WRITTEN TASK:
Count the lines that hold the string "College". Reply with the number alone.

EXERCISE INPUT:
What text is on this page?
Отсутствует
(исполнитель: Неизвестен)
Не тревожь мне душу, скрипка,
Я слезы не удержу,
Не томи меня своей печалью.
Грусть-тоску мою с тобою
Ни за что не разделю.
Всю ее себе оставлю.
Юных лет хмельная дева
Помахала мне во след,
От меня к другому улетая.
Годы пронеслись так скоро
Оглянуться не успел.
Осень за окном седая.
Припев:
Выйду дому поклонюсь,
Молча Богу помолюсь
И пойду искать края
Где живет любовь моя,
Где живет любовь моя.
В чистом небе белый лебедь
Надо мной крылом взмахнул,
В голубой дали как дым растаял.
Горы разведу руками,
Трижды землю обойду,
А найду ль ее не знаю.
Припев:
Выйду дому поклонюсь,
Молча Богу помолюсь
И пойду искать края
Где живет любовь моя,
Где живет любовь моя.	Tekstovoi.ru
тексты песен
* * *
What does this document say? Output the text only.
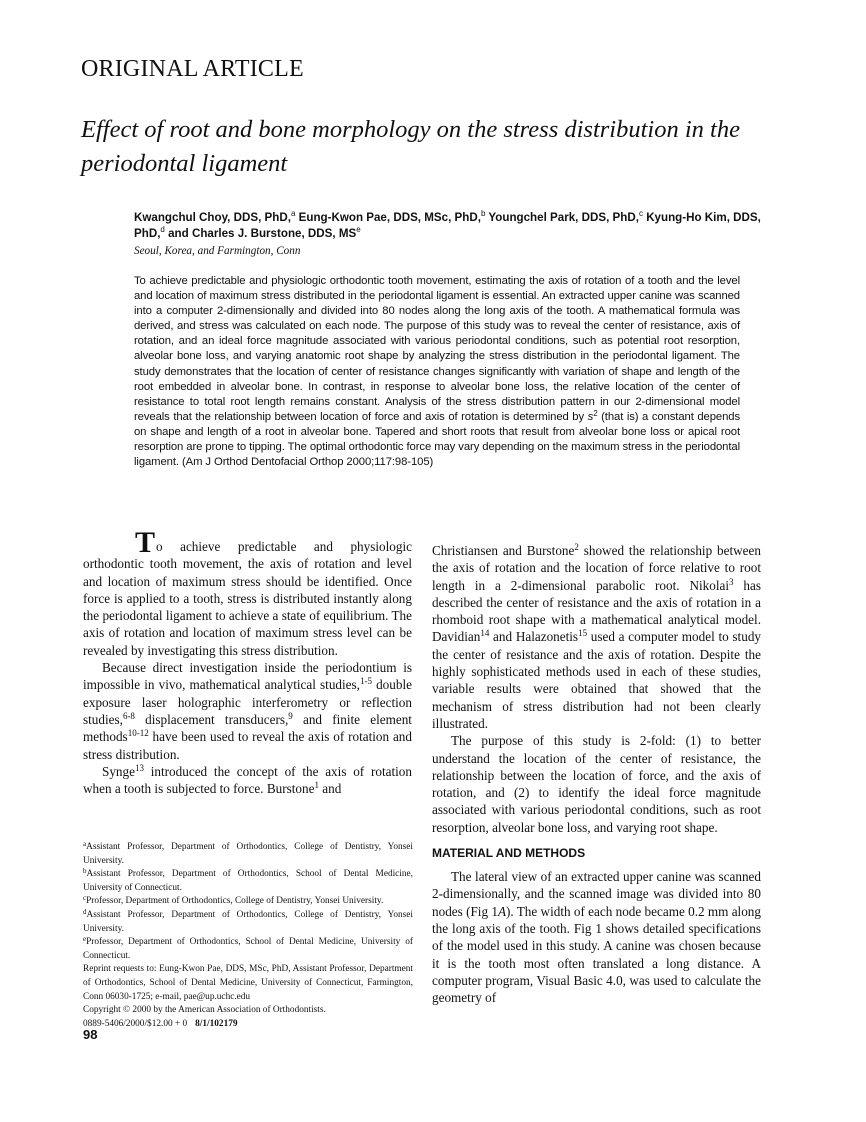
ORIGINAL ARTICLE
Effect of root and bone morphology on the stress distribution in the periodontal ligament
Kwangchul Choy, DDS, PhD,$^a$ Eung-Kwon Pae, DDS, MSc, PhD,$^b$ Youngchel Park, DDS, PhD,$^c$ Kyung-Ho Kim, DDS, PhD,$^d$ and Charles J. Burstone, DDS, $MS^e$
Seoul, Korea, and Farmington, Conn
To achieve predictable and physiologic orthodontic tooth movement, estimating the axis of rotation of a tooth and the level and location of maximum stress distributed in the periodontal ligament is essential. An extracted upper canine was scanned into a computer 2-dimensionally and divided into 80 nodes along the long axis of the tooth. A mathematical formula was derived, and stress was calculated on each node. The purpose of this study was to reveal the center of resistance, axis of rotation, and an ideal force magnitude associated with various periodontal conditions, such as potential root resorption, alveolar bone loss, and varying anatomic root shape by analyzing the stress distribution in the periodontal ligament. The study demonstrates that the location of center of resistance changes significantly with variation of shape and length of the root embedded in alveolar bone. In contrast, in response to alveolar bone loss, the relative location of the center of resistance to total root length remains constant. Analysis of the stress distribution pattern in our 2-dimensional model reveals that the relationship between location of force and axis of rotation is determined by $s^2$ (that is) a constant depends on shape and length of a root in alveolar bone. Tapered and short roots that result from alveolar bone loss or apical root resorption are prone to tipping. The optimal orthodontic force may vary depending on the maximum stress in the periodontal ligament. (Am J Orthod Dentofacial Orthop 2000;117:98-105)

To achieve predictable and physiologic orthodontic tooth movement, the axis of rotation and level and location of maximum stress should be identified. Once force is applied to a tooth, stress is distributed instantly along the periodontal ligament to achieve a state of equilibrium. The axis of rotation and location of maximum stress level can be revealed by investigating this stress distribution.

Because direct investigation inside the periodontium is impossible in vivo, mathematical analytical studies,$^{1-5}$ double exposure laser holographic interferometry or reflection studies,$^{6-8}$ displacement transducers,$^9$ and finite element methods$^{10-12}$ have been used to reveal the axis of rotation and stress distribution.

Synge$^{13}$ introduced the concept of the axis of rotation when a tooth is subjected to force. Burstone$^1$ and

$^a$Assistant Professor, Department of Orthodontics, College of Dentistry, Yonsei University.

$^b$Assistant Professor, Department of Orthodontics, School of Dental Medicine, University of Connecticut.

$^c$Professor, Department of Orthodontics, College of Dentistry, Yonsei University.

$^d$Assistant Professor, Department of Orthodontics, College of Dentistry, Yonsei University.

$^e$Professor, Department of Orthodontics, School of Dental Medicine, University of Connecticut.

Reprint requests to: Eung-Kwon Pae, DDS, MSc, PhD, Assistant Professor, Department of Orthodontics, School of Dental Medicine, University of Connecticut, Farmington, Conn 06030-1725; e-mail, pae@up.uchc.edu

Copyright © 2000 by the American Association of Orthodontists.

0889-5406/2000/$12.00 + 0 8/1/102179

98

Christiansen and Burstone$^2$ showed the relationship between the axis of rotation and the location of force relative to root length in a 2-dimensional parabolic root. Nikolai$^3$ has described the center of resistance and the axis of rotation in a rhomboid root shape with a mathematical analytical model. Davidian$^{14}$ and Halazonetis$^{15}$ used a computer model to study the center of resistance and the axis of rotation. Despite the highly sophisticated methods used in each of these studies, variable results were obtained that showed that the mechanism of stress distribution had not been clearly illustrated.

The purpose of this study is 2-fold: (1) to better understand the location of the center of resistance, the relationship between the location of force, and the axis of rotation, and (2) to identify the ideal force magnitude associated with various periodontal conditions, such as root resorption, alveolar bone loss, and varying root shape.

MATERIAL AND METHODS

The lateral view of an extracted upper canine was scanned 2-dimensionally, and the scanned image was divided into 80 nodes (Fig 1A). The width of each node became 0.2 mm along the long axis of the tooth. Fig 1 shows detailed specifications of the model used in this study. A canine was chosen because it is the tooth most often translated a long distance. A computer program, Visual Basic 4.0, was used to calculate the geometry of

COMPLETED EXERCISE:
3